[A block of data]

== == ==

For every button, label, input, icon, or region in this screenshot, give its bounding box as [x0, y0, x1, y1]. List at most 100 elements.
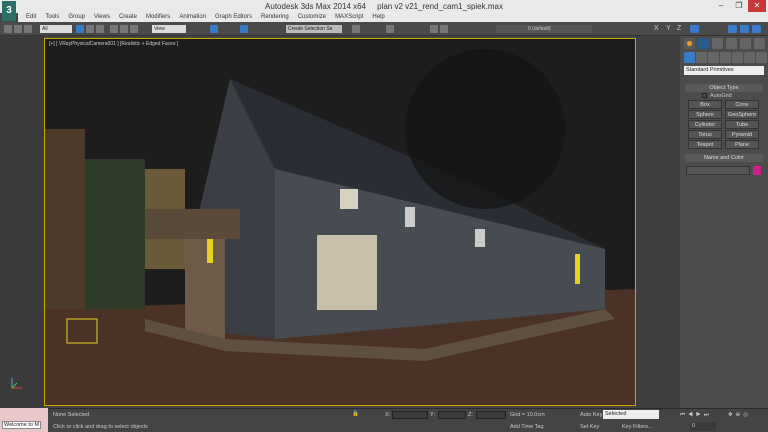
pyramid-button[interactable]: Pyramid — [725, 130, 759, 139]
snap-icon[interactable] — [210, 25, 218, 33]
angle-snap-icon[interactable] — [240, 25, 248, 33]
redo-icon[interactable] — [14, 25, 22, 33]
lights-icon[interactable] — [708, 52, 719, 63]
material-editor-icon[interactable] — [386, 25, 394, 33]
teapot-button[interactable]: Teapot — [688, 140, 722, 149]
object-type-rollout[interactable]: Object Type — [685, 84, 763, 92]
geometry-icon[interactable] — [684, 52, 695, 63]
create-tab-icon[interactable] — [684, 38, 695, 49]
select-object-icon[interactable] — [76, 25, 84, 33]
add-time-tag[interactable]: Add Time Tag — [510, 424, 544, 430]
move-icon[interactable] — [110, 25, 118, 33]
schematic-icon[interactable] — [740, 25, 749, 33]
menu-graph-editors[interactable]: Graph Editors — [215, 13, 252, 22]
cylinder-button[interactable]: Cylinder — [688, 120, 722, 129]
mirror-icon[interactable] — [352, 25, 360, 33]
modify-tab-icon[interactable] — [698, 38, 709, 49]
rotate-icon[interactable] — [120, 25, 128, 33]
maxscript-listener[interactable]: Welcome to M — [0, 408, 48, 432]
motion-tab-icon[interactable] — [726, 38, 737, 49]
layer-name: 0 (default) — [528, 26, 551, 32]
z-coordinate-input[interactable] — [476, 411, 506, 419]
object-name-input[interactable] — [686, 166, 750, 175]
menu-customize[interactable]: Customize — [298, 13, 326, 22]
plane-button[interactable]: Plane — [725, 140, 759, 149]
menu-bar: Edit Tools Group Views Create Modifiers … — [18, 13, 768, 22]
axis-z-constraint[interactable]: Z — [677, 25, 681, 32]
app-logo-icon[interactable]: 3 — [2, 1, 16, 21]
select-by-name-icon[interactable] — [86, 25, 94, 33]
playback-controls[interactable]: ⏮◀▶⏭ — [680, 412, 712, 419]
x-label: X: — [385, 412, 391, 418]
key-mode-dropdown[interactable]: Selected — [603, 410, 659, 419]
window — [405, 207, 415, 227]
lock-selection-icon[interactable]: 🔒 — [352, 411, 359, 417]
menu-rendering[interactable]: Rendering — [261, 13, 289, 22]
close-button[interactable]: ✕ — [748, 0, 766, 12]
menu-edit[interactable]: Edit — [26, 13, 36, 22]
hierarchy-tab-icon[interactable] — [712, 38, 723, 49]
command-panel: Standard Primitives Object Type AutoGrid… — [680, 36, 768, 408]
menu-group[interactable]: Group — [68, 13, 85, 22]
set-key-button[interactable]: Set Key — [580, 424, 599, 430]
display-tab-icon[interactable] — [740, 38, 751, 49]
reference-coordinate-dropdown[interactable]: View — [152, 25, 186, 33]
sphere-button[interactable]: Sphere — [688, 110, 722, 119]
y-coordinate-input[interactable] — [438, 411, 466, 419]
layer-dropdown[interactable]: 0 (default) — [496, 25, 592, 33]
utilities-tab-icon[interactable] — [754, 38, 765, 49]
neighbor-building — [85, 159, 145, 309]
menu-animation[interactable]: Animation — [179, 13, 206, 22]
menu-create[interactable]: Create — [119, 13, 137, 22]
world-axis-icon — [11, 378, 22, 389]
render-icon[interactable] — [440, 25, 448, 33]
menu-tools[interactable]: Tools — [45, 13, 59, 22]
menu-help[interactable]: Help — [372, 13, 384, 22]
menu-views[interactable]: Views — [94, 13, 110, 22]
link-icon[interactable] — [24, 25, 32, 33]
curve-editor-icon[interactable] — [752, 25, 761, 33]
tube-button[interactable]: Tube — [725, 120, 759, 129]
auto-key-button[interactable]: Auto Key — [580, 412, 602, 418]
minimize-button[interactable]: – — [712, 0, 730, 12]
window — [475, 229, 485, 247]
welcome-text: Welcome to M — [2, 421, 42, 429]
menu-modifiers[interactable]: Modifiers — [146, 13, 170, 22]
systems-icon[interactable] — [756, 52, 767, 63]
axis-y-constraint[interactable]: Y — [666, 25, 671, 32]
graphite-tool-icon[interactable] — [728, 25, 737, 33]
box-button[interactable]: Box — [688, 100, 722, 109]
key-filters-button[interactable]: Key Filters... — [622, 424, 653, 430]
restore-button[interactable]: ❐ — [730, 0, 748, 12]
menu-maxscript[interactable]: MAXScript — [335, 13, 363, 22]
axis-x-constraint[interactable]: X — [654, 25, 659, 32]
helpers-icon[interactable] — [732, 52, 743, 63]
primitive-type-dropdown[interactable]: Standard Primitives — [684, 66, 764, 75]
torus-button[interactable]: Torus — [688, 130, 722, 139]
z-label: Z: — [468, 412, 473, 418]
prompt-line: Click or click and drag to select object… — [53, 424, 148, 430]
named-selection-set-dropdown[interactable]: Create Selection Se — [286, 25, 342, 33]
render-setup-icon[interactable] — [430, 25, 438, 33]
selection-filter-dropdown[interactable]: All — [40, 25, 72, 33]
current-frame-input[interactable]: 0 — [690, 422, 716, 431]
viewport-navigation-icons[interactable]: ✥⊕◎ — [728, 412, 751, 418]
shapes-icon[interactable] — [696, 52, 707, 63]
cameras-icon[interactable] — [720, 52, 731, 63]
xy-constraint-icon[interactable] — [690, 25, 699, 33]
viewport-camera[interactable]: [+] [ VRayPhysicalCamera001 ] [Realistic… — [44, 38, 636, 406]
window — [340, 189, 358, 209]
wall-lamp — [575, 254, 580, 284]
spacewarps-icon[interactable] — [744, 52, 755, 63]
cone-button[interactable]: Cone — [725, 100, 759, 109]
autogrid-checkbox[interactable] — [702, 93, 707, 98]
x-coordinate-input[interactable] — [392, 411, 428, 419]
scale-icon[interactable] — [130, 25, 138, 33]
viewport-label[interactable]: [+] [ VRayPhysicalCamera001 ] [Realistic… — [49, 41, 178, 47]
geosphere-button[interactable]: GeoSphere — [725, 110, 759, 119]
object-color-swatch[interactable] — [753, 166, 761, 175]
wall-lamp — [207, 239, 213, 263]
undo-icon[interactable] — [4, 25, 12, 33]
rectangular-selection-icon[interactable] — [96, 25, 104, 33]
name-and-color-rollout[interactable]: Name and Color — [685, 154, 763, 162]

== == ==

- **Instructions for the task**: How many lines of the listing contain the string "color"? Reply with the number alone.

- **Correct output**: 2